━━━━━ INFORMATION PROVIDED ━━━━━

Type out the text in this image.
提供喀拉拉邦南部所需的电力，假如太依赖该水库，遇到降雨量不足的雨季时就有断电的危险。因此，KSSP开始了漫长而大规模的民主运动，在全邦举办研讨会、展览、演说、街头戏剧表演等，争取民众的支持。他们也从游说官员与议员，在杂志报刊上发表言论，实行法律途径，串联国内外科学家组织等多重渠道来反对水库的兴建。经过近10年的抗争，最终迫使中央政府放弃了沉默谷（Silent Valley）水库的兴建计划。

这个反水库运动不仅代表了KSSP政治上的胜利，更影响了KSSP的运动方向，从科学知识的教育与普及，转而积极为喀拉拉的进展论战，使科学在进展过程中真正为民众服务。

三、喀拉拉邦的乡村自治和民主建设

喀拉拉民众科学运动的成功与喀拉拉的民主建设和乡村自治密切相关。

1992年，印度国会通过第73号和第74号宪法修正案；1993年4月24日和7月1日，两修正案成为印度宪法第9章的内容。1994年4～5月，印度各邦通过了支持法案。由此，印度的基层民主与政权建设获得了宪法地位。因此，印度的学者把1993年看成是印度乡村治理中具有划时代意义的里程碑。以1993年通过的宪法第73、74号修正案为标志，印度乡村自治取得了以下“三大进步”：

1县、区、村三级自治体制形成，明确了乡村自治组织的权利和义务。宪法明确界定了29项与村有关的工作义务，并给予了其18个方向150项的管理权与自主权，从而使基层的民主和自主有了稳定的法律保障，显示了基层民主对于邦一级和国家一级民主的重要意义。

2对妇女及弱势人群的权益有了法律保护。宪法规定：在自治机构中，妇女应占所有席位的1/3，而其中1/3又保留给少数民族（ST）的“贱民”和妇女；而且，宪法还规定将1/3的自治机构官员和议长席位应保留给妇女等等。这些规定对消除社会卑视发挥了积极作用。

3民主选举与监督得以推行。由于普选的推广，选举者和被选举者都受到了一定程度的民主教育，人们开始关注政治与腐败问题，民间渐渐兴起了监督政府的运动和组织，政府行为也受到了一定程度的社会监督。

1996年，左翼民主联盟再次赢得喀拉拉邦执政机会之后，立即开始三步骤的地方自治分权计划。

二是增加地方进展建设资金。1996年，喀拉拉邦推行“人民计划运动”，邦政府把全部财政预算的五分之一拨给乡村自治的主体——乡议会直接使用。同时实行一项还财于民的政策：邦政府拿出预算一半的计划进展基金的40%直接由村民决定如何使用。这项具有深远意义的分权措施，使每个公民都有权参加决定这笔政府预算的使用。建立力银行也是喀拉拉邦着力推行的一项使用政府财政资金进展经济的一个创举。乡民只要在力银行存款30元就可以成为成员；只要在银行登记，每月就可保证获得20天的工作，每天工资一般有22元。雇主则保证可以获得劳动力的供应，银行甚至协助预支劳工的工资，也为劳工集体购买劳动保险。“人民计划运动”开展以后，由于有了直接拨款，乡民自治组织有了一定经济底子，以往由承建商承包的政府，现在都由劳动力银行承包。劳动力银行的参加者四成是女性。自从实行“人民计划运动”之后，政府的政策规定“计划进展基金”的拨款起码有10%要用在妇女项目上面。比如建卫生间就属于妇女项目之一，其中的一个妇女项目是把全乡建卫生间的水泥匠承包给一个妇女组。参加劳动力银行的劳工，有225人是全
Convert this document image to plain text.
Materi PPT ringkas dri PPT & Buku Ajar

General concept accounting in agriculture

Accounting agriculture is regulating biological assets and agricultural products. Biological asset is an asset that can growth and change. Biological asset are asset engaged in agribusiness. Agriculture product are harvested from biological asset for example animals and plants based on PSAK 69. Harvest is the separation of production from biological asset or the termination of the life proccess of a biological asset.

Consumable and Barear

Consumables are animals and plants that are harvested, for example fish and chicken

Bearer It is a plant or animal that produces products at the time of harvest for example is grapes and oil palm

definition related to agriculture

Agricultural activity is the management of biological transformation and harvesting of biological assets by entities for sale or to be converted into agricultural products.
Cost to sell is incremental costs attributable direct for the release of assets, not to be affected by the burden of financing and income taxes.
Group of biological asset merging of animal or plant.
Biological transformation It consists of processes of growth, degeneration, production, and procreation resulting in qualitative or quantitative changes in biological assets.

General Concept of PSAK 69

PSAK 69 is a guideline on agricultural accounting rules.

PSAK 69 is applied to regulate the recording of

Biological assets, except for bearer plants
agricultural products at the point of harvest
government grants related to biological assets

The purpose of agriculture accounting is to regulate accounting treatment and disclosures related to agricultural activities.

━━━━━

WHAT YOU HAVE TO DO –
What is the number of lines above that contain the string "this"? Answer with the number alone.

EXERCISE RESULT –
2